§ EXERCISE AIM
Search the material for "China" and show all lines that contain it.
• • • • •
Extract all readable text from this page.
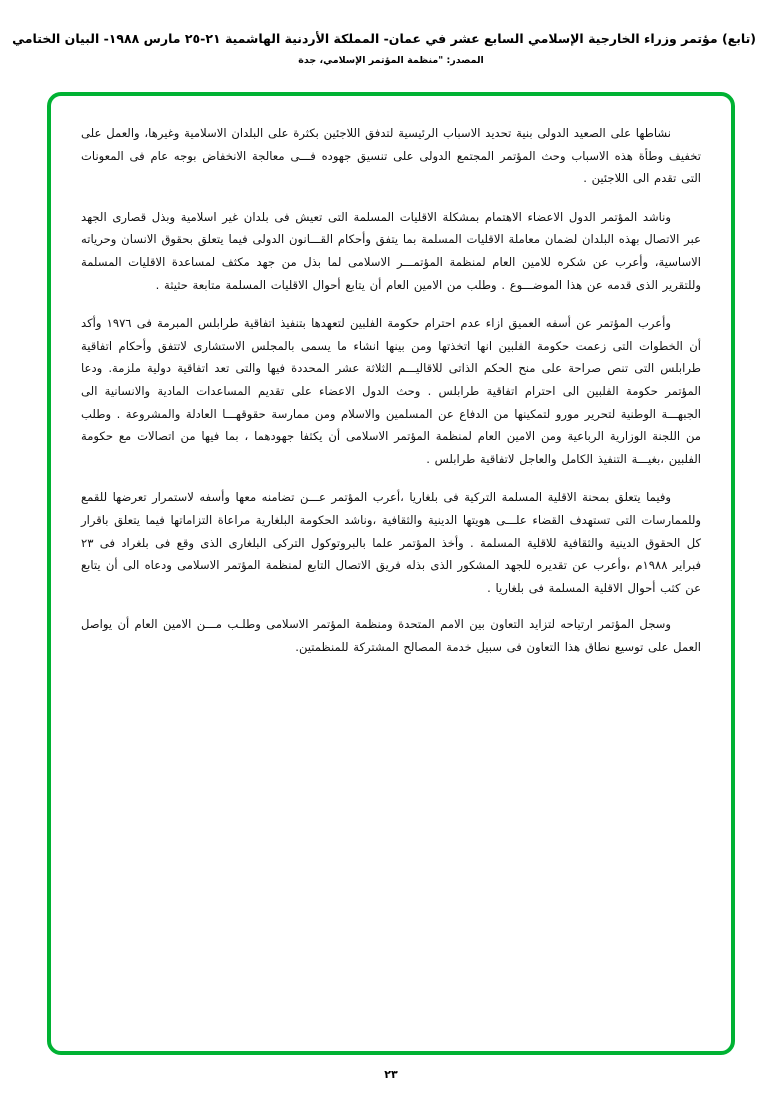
(تابع) مؤتمر وزراء الخارجية الإسلامي السابع عشر في عمان- المملكة الأردنية الهاشمية ٢١-٢٥ مارس ١٩٨٨- البيان الختامي
المصدر: "منظمة المؤتمر الإسلامي، جدة

نشاطها على الصعيد الدولى بنية تحديد الاسباب الرئيسية لتدفق اللاجئين بكثرة على البلدان الاسلامية وغيرها، والعمل على تخفيف وطأة هذه الاسباب وحث المؤتمر المجتمع الدولى على تنسيق جهوده فـــى معالجة الانخفاض بوجه عام فى المعونات التى تقدم الى اللاجئين .

وناشد المؤتمر الدول الاعضاء الاهتمام بمشكلة الاقليات المسلمة التى تعيش فى بلدان غير اسلامية وبذل قصارى الجهد عبر الاتصال بهذه البلدان لضمان معاملة الاقليات المسلمة بما يتفق وأحكام القـــانون الدولى فيما يتعلق بحقوق الانسان وحرياته الاساسية، وأعرب عن شكره للامين العام لمنظمة المؤتمـــر الاسلامى لما بذل من جهد مكثف لمساعدة الاقليات المسلمة وللتقرير الذى قدمه عن هذا الموضـــوع . وطلب من الامين العام أن يتابع أحوال الاقليات المسلمة متابعة حثيثة .

وأعرب المؤتمر عن أسفه العميق ازاء عدم احترام حكومة الفلبين لتعهدها بتنفيذ اتفاقية طرابلس المبرمة فى ١٩٧٦ وأكد أن الخطوات التى زعمت حكومة الفلبين انها اتخذتها ومن بينها انشاء ما يسمى بالمجلس الاستشارى لاتتفق وأحكام اتفاقية طرابلس التى تنص صراحة على منح الحكم الذاتى للاقاليـــم الثلاثة عشر المحددة فيها والتى تعد اتفاقية دولية ملزمة. ودعا المؤتمر حكومة الفلبين الى احترام اتفاقية طرابلس . وحث الدول الاعضاء على تقديم المساعدات المادية والانسانية الى الجبهـــة الوطنية لتحرير مورو لتمكينها من الدفاع عن المسلمين والاسلام ومن ممارسة حقوقهـــا العادلة والمشروعة . وطلب من اللجنة الوزارية الرباعية ومن الامين العام لمنظمة المؤتمر الاسلامى أن يكثفا جهودهما ، بما فيها من اتصالات مع حكومة الفلبين ،بغيـــة التنفيذ الكامل والعاجل لاتفاقية طرابلس .

وفيما يتعلق بمحنة الاقلية المسلمة التركية فى بلغاريا ،أعرب المؤتمر عـــن تضامنه معها وأسفه لاستمرار تعرضها للقمع وللممارسات التى تستهدف القضاء علـــى هويتها الدينية والثقافية ،وناشد الحكومة البلغارية مراعاة التزاماتها فيما يتعلق باقرار كل الحقوق الدينية والثقافية للاقلية المسلمة . وأخذ المؤتمر علما بالبروتوكول التركى البلغارى الذى وقع فى بلغراد فى ٢٣ فبراير ١٩٨٨م ،وأعرب عن تقديره للجهد المشكور الذى بذله فريق الاتصال التابع لمنظمة المؤتمر الاسلامى ودعاه الى أن يتابع عن كثب أحوال الاقلية المسلمة فى بلغاريا .

وسجل المؤتمر ارتياحه لتزايد التعاون بين الامم المتحدة ومنظمة المؤتمر الاسلامى وطلـب مـــن الامين العام أن يواصل العمل على توسيع نطاق هذا التعاون فى سبيل خدمة المصالح المشتركة للمنظمتين.

٢٣
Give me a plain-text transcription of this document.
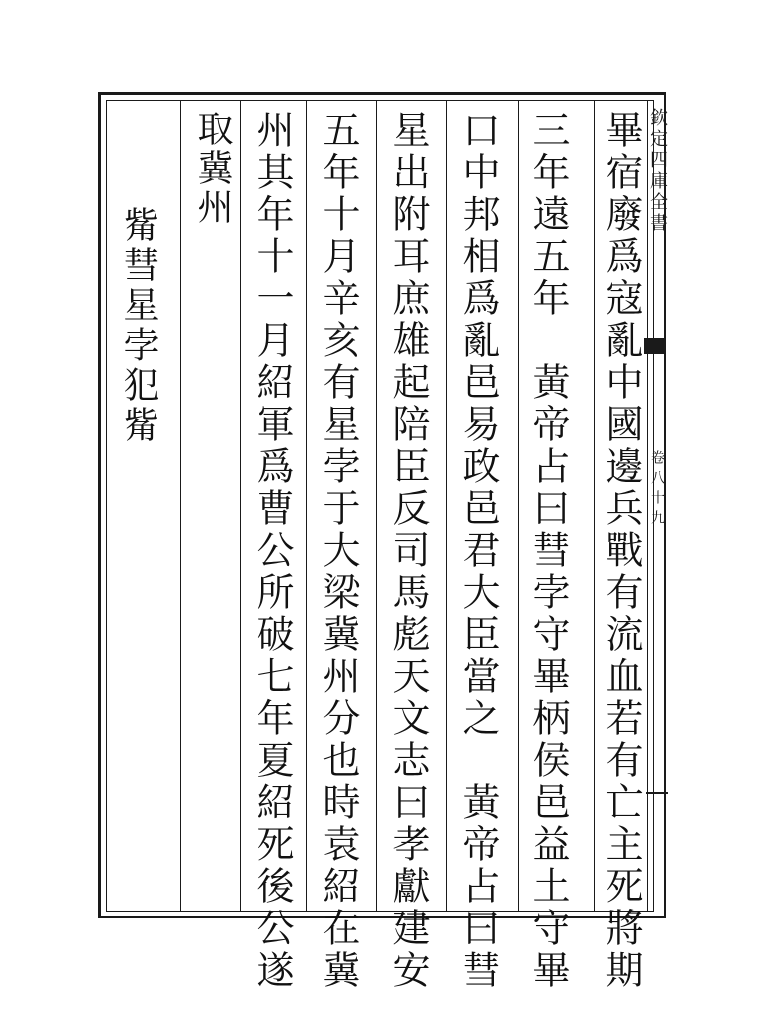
欽定四庫全書
卷八十九
畢宿廢爲寇亂中國邊兵戰有流血若有亡主死將期
三年遠五年　黃帝占曰彗孛守畢柄侯邑益土守畢
口中邦相爲亂邑易政邑君大臣當之　黃帝占曰彗
星出附耳庶雄起陪臣反司馬彪天文志曰孝獻建安
五年十月辛亥有星孛于大梁冀州分也時袁紹在冀
州其年十一月紹軍爲曹公所破七年夏紹死後公遂
取冀州
觜彗星孛犯觜
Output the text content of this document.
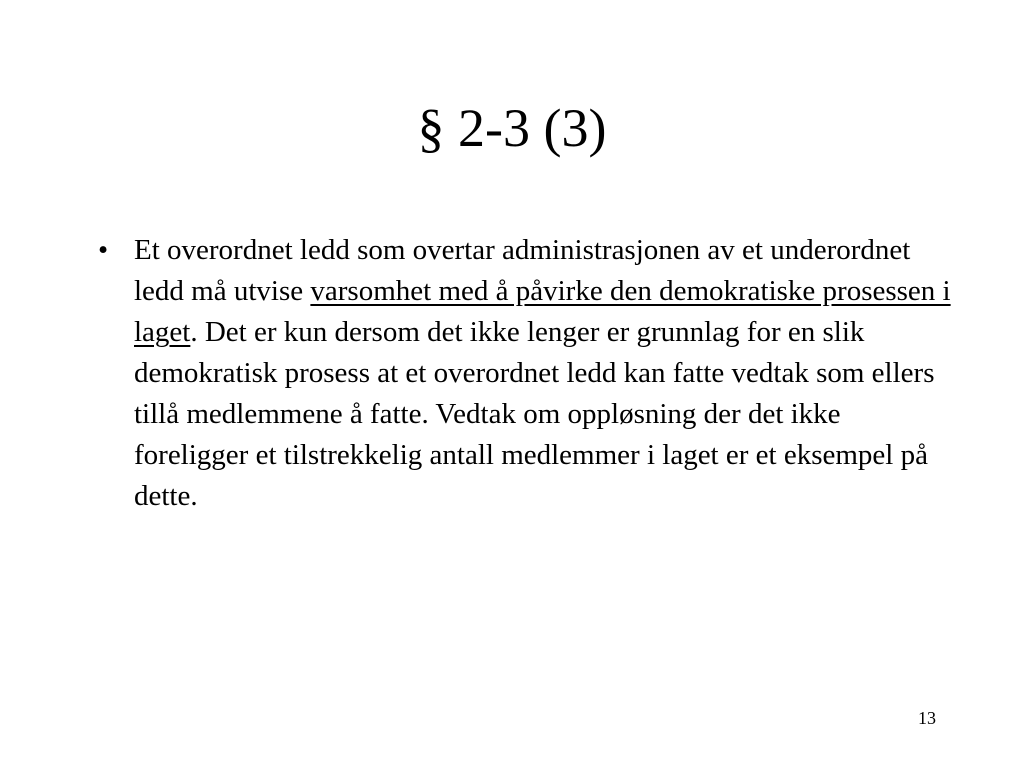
§ 2-3 (3)
• Et overordnet ledd som overtar administrasjonen av et underordnet ledd må utvise varsomhet med å påvirke den demokratiske prosessen i laget. Det er kun dersom det ikke lenger er grunnlag for en slik demokratisk prosess at et overordnet ledd kan fatte vedtak som ellers tillå medlemmene å fatte. Vedtak om oppløsning der det ikke foreligger et tilstrekkelig antall medlemmer i laget er et eksempel på dette.
13
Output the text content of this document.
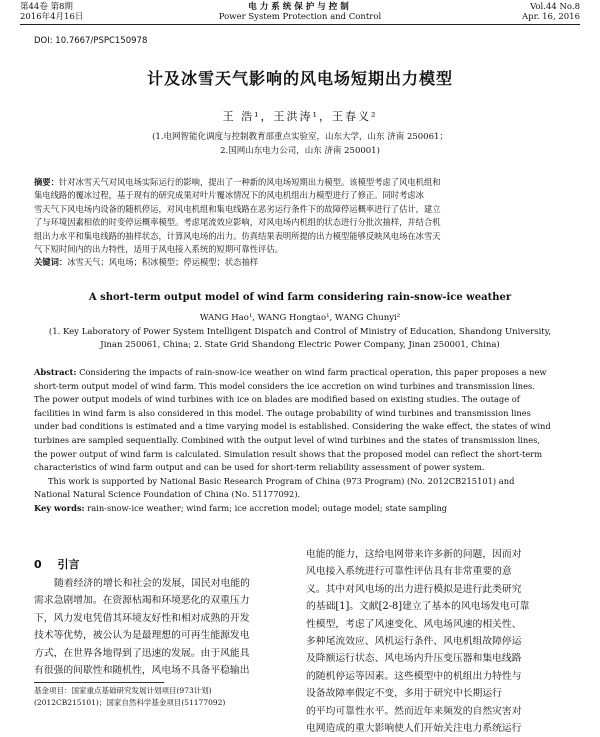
第44卷 第8期
2016年4月16日
电力系统保护与控制
Power System Protection and Control
Vol.44 No.8
Apr. 16, 2016
DOI: 10.7667/PSPC150978
计及冰雪天气影响的风电场短期出力模型
王 浩¹，王洪涛¹，王春义²
(1.电网智能化调度与控制教育部重点实验室，山东大学，山东 济南 250061；
2.国网山东电力公司，山东 济南 250001)
摘要：针对冰雪天气对风电场实际运行的影响，提出了一种新的风电场短期出力模型。该模型考虑了风电机组和
集电线路的覆冰过程，基于现有的研究成果对叶片覆冰情况下的风电机组出力模型进行了修正。同时考虑冰
雪天气下风电场内设备的随机停运，对风电机组和集电线路在恶劣运行条件下的故障停运概率进行了估计，建立
了与环境因素相依的时变停运概率模型。考虑尾流效应影响，对风电场内机组的状态进行分批次抽样，并结合机
组出力水平和集电线路的抽样状态，计算风电场的出力。仿真结果表明所提的出力模型能够反映风电场在冰雪天
气下短时间内的出力特性，适用于风电接入系统的短期可靠性评估。
关键词：冰雪天气；风电场；积冰模型；停运模型；状态抽样
A short-term output model of wind farm considering rain-snow-ice weather
WANG Hao¹, WANG Hongtao¹, WANG Chunyi²
(1. Key Laboratory of Power System Intelligent Dispatch and Control of Ministry of Education, Shandong University,
Jinan 250061, China; 2. State Grid Shandong Electric Power Company, Jinan 250001, China)
Abstract: Considering the impacts of rain-snow-ice weather on wind farm practical operation, this paper proposes a new
short-term output model of wind farm. This model considers the ice accretion on wind turbines and transmission lines.
The power output models of wind turbines with ice on blades are modified based on existing studies. The outage of
facilities in wind farm is also considered in this model. The outage probability of wind turbines and transmission lines
under bad conditions is estimated and a time varying model is established. Considering the wake effect, the states of wind
turbines are sampled sequentially. Combined with the output level of wind turbines and the states of transmission lines,
the power output of wind farm is calculated. Simulation result shows that the proposed model can reflect the short-term
characteristics of wind farm output and can be used for short-term reliability assessment of power system.
This work is supported by National Basic Research Program of China (973 Program) (No. 2012CB215101) and
National Natural Science Foundation of China (No. 51177092).
Key words: rain-snow-ice weather; wind farm; ice accretion model; outage model; state sampling
0 引言
随着经济的增长和社会的发展，国民对电能的
需求急剧增加。在资源枯竭和环境恶化的双重压力
下，风力发电凭借其环境友好性和相对成熟的开发
技术等优势，被公认为是最理想的可再生能源发电
方式，在世界各地得到了迅速的发展。由于风能具
有很强的间歇性和随机性，风电场不具备平稳输出
基金项目：国家重点基础研究发展计划项目(973计划)
(2012CB215101)；国家自然科学基金项目(51177092)
电能的能力，这给电网带来许多新的问题，因而对
风电接入系统进行可靠性评估具有非常重要的意
义。其中对风电场的出力进行模拟是进行此类研究
的基础[1]。文献[2-8]建立了基本的风电场发电可靠
性模型，考虑了风速变化、风电场风速的相关性、
多种尾流效应、风机运行条件、风电机组故障停运
及降额运行状态、风电场内升压变压器和集电线路
的随机停运等因素。这些模型中的机组出力特性与
设备故障率假定不变，多用于研究中长期运行
的平均可靠性水平。然而近年来频发的自然灾害对
电网造成的重大影响使人们开始关注电力系统运行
• • • • •
§ OUTPUT FOR THIS EXERCISE
Jinan 250061, China; 2. State Grid Shandong Electric Power Company, Jinan 250001, China)
This work is supported by National Basic Research Program of China (973 Program) (No. 2012CB215101) and
National Natural Science Foundation of China (No. 51177092).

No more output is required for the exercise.